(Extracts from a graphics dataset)
______________________________

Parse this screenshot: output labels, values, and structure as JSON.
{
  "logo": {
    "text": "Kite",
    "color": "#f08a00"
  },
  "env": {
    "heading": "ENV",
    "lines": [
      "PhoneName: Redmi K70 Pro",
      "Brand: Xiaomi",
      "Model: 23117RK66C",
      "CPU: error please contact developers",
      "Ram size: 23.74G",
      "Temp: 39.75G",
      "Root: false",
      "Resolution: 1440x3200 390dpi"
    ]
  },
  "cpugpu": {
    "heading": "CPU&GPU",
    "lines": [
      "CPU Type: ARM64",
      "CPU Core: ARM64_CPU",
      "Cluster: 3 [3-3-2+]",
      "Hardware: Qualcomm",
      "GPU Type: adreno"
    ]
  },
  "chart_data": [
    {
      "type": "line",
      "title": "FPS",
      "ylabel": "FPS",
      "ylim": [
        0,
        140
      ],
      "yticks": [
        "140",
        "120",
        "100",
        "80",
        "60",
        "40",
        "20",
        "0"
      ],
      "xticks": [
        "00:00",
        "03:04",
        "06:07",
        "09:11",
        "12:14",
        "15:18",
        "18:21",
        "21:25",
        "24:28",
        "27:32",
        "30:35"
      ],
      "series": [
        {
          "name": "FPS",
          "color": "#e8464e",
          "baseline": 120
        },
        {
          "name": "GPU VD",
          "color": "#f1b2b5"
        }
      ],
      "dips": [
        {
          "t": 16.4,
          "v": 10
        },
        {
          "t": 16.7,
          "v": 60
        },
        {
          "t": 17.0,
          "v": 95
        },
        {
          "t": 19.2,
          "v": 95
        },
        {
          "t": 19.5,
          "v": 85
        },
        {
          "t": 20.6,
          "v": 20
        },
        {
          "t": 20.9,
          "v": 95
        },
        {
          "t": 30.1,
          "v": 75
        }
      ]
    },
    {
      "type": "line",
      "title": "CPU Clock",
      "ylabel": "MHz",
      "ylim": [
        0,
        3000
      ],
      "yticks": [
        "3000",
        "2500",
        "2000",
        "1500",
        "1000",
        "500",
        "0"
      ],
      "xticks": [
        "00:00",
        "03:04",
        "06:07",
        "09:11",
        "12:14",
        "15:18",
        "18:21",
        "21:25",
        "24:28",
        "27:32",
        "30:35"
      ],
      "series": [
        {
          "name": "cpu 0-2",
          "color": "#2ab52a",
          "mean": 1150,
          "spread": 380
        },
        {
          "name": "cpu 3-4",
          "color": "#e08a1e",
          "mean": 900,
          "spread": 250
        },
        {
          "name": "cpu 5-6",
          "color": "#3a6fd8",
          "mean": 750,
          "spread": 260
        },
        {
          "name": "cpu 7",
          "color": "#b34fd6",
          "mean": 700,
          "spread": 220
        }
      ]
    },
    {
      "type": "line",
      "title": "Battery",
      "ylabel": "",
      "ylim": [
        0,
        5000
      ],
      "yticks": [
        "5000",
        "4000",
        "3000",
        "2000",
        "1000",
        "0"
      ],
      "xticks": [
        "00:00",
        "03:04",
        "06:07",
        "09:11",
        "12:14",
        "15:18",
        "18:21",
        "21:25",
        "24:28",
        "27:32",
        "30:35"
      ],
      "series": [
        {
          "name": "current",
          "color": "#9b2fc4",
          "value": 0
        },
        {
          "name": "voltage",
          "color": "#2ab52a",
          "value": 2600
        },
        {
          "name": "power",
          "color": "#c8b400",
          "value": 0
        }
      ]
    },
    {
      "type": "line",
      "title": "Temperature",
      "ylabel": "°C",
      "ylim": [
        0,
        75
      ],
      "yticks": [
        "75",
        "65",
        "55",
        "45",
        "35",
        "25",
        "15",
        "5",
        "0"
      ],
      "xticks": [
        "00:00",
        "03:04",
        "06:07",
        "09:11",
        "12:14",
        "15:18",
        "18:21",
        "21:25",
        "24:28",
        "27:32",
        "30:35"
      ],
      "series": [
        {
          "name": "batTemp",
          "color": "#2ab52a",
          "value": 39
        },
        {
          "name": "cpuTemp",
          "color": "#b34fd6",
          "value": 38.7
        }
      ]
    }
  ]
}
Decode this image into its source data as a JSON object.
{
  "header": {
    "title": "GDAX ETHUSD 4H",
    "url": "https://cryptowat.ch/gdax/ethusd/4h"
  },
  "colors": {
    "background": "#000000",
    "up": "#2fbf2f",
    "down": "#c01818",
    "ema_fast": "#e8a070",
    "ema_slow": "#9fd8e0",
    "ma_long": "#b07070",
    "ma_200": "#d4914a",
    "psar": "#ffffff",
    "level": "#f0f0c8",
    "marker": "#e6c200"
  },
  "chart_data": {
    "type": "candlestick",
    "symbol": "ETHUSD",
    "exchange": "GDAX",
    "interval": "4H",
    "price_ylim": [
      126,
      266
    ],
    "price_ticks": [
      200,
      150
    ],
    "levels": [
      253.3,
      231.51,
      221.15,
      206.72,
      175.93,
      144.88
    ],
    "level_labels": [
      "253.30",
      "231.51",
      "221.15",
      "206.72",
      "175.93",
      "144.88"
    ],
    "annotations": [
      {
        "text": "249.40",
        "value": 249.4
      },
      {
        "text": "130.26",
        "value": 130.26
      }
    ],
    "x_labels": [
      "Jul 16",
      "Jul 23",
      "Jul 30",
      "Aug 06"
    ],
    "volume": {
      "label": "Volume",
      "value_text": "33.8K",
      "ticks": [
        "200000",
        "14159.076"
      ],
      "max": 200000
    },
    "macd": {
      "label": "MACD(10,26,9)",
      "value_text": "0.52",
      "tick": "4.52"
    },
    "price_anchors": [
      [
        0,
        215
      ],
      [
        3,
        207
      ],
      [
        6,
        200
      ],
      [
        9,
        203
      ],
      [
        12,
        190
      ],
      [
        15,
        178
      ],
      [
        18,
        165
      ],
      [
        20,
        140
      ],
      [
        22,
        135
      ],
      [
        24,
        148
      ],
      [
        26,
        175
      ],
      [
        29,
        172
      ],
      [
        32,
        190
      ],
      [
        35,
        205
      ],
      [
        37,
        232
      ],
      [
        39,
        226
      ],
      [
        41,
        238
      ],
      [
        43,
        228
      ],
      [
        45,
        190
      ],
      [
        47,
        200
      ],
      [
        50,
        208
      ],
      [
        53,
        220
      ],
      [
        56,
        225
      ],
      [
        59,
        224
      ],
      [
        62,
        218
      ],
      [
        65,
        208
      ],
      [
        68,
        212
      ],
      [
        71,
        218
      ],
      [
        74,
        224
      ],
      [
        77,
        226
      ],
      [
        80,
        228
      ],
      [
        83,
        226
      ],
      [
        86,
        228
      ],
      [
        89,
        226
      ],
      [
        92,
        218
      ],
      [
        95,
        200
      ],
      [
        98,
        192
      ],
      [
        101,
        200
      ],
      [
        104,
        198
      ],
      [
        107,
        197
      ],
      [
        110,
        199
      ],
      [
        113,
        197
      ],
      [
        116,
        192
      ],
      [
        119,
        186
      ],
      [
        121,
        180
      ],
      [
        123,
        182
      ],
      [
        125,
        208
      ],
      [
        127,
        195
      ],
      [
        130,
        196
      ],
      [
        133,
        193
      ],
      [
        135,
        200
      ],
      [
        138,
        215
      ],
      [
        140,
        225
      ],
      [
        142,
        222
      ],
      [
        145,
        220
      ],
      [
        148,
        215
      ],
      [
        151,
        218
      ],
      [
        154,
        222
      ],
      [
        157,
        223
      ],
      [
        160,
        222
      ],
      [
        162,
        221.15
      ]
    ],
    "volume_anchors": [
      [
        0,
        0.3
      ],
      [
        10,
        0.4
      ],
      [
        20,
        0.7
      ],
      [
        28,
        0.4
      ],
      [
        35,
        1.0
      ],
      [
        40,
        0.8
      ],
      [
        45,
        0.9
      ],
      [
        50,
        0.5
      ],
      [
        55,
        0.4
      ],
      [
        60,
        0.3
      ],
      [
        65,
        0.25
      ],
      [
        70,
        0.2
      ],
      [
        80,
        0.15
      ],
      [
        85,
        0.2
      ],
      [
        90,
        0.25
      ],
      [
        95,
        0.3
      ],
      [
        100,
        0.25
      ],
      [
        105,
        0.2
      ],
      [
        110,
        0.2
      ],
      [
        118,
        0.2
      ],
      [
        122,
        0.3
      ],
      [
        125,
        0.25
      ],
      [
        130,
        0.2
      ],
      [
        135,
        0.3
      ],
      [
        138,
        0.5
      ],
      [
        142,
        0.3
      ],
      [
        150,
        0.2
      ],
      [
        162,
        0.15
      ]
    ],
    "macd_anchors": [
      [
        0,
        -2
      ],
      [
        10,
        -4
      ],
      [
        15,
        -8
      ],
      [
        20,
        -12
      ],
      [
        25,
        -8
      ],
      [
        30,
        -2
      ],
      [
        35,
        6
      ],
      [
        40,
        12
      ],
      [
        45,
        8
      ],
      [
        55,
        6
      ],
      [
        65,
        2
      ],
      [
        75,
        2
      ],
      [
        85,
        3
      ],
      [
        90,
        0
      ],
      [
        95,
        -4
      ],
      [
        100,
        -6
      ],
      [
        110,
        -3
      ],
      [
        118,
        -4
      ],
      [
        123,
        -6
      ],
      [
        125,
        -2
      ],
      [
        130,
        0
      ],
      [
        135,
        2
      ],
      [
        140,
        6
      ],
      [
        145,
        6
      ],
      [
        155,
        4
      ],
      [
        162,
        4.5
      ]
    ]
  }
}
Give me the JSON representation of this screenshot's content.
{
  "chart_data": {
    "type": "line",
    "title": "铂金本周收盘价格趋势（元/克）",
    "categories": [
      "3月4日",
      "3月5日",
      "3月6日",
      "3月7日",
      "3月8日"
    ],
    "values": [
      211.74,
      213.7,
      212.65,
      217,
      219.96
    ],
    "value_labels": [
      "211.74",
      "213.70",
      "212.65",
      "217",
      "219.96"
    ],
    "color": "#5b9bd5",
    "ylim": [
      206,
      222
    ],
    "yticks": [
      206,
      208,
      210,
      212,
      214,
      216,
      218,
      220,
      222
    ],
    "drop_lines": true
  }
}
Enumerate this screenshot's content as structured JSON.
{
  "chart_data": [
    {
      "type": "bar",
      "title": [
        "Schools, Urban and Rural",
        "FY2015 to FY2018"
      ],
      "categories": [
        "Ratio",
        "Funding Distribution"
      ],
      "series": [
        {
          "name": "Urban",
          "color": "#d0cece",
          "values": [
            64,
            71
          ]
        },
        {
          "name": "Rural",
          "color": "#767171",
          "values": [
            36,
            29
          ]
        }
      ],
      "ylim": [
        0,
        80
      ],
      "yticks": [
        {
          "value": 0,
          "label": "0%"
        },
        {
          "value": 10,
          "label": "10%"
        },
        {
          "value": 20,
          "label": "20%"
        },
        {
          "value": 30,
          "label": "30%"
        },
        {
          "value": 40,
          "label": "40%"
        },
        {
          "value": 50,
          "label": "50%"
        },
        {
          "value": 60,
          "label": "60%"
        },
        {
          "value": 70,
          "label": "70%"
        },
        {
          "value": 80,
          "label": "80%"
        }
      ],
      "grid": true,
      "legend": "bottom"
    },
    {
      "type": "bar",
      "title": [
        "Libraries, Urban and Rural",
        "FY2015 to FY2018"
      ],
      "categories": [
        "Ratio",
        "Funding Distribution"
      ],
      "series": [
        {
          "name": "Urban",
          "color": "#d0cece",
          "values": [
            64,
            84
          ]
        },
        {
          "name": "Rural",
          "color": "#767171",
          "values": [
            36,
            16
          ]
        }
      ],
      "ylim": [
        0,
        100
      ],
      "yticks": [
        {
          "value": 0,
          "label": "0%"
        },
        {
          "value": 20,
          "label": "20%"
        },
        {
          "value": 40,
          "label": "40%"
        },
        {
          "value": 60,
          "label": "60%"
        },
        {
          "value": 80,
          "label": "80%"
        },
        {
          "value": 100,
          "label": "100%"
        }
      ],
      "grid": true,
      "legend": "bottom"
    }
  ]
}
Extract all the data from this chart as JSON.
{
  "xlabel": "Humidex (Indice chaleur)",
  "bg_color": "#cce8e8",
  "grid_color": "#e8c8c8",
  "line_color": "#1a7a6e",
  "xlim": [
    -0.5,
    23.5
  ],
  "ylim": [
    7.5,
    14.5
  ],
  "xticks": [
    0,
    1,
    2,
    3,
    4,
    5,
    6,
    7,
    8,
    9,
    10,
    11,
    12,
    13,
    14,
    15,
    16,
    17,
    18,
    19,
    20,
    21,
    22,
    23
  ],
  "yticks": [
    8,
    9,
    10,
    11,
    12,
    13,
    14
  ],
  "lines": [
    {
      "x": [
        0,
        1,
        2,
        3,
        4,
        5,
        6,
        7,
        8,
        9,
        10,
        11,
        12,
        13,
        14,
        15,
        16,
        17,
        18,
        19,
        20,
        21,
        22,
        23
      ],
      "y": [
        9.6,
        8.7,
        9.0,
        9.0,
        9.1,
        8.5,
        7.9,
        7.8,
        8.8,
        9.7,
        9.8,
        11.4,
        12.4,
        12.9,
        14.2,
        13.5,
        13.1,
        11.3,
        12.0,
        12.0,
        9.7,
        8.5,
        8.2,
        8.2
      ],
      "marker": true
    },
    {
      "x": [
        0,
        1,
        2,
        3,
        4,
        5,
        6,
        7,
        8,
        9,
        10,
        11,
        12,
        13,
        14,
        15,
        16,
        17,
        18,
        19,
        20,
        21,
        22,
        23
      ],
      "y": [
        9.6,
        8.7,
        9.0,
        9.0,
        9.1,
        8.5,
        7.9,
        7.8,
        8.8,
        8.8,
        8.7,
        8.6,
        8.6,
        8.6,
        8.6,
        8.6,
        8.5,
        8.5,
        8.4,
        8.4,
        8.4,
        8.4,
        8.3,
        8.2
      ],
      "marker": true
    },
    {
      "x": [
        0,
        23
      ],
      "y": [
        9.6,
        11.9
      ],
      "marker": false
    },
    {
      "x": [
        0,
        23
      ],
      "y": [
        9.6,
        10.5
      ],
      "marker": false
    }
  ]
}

______________________________

EXERCISE DESCRIPTION: Look through the entries above and report each line where the string "Rural" occurs.

WRITTEN RESPONSE:
        "Schools, Urban and Rural",
          "name": "Rural",
        "Libraries, Urban and Rural",
          "name": "Rural",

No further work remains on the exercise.